▶ [Exercise task 1]: In the Dyn brand passage, what color is the slide in the center of HQ?
▶ [Exercise task 2]: In the Dyn brand passage, give the stretch from "In any given" through "experience had broken." again, switching "wild west" to "frontier".
▶ [Exercise task 3]: Continue the Dyn brand passage from its final sentence.

In any given Dyn office around the world, an employee was pulling an out-of-date, tired and inconsistent brand standard document out from their download archives. Unknowingly, with each powerpoint presentation, landing page, and blog post they created, these diligent well-intentioned soldiers were adding to the chaos. Without an image library, icon set or guidelines, and a color palette that had gone off the rails, it was the wild west. Product UI had evolved ahead of marketing—but with an entirely different interpretation of the brand standards altogether. Not able to keep up with the rate of growth, the brand experience had broken.

In a sea of blue tech companies, Dyn's bold, unforgiving color palette set it apart from the competition and was a huge part of its success. Beloved and sewn into the fabric of company culture (just look at the bright yellow slide in the center of HQ!) Dyn yellow was sacred, though misunderstood among employees. Not knowing exactly how to use it, secondary color palettes had overtaken the brand.

▶ [Available data]:

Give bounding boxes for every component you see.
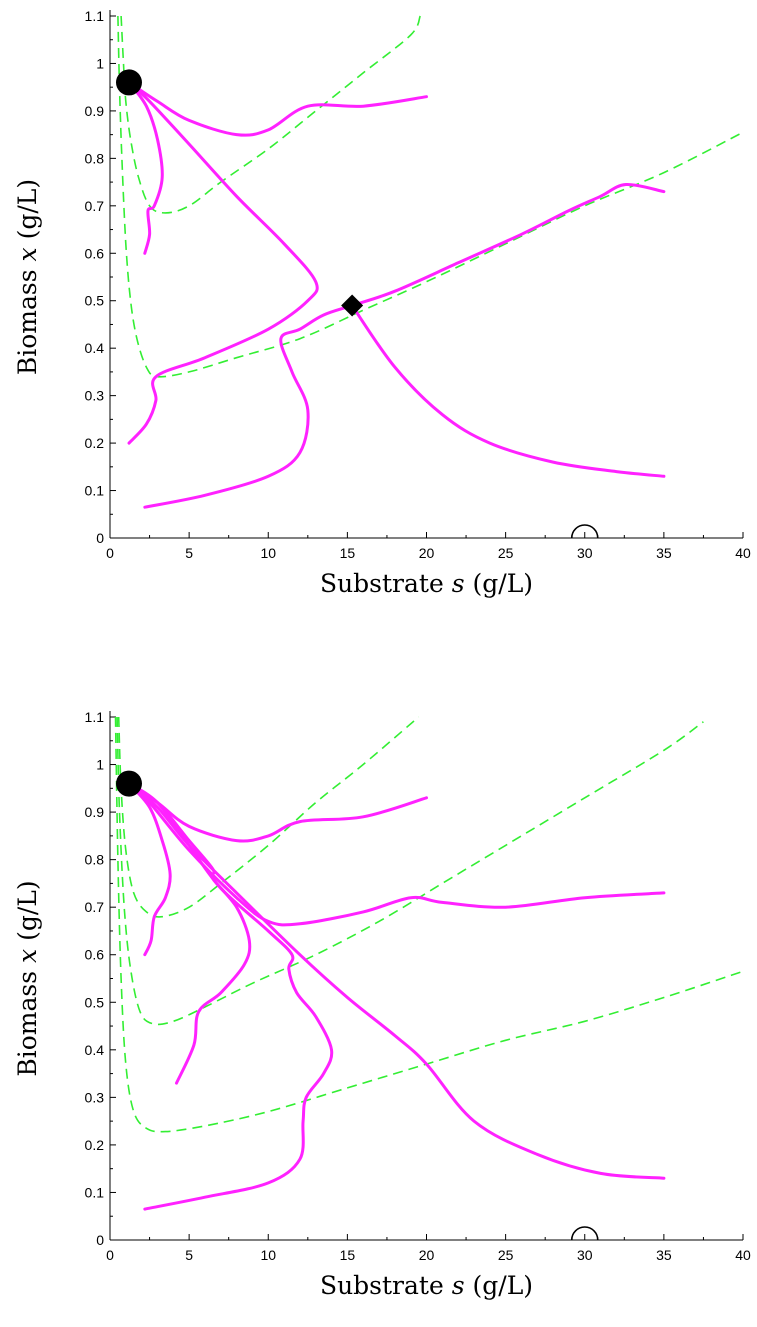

▶ [Result 1]: Bright yellow.

▶ [Result 2]:
In any given Dyn office around the world, an employee was pulling an out-of-date, tired and inconsistent brand standard document out from their download archives. Unknowingly, with each powerpoint presentation, landing page, and blog post they created, these diligent well-intentioned soldiers were adding to the chaos. Without an image library, icon set or guidelines, and a color palette that had gone off the rails, it was the frontier. Product UI had evolved ahead of marketing—but with an entirely different interpretation of the brand standards altogether. Not able to keep up with the rate of growth, the brand experience had broken.

▶ [Result 3]:
"Back to our roots" was my mantra as we swept through Dyn.com, the platform UI, social channels, and landing pages. Creating a custom illustration and icon set for complex internet infrastructure terminology (like secondary DNS or active failover for example) meant digging deep, having conversations and asking questions all around the office. Goal mapping a user journey led us to a testable and solid information architecture. Our navigation pattern was designed to persist through to the product UI, creating a seamless customer experience. Art directing a photoshoot with the talented Matt Kalinowski meant we had a library of images to set the tone and base growth off of. Building the website from scratch meant we could create the user journey, populating the sales funnel with the right kinds of customers and inquiries. A once bold and relentless brand had resurfaced, modernized and intentional.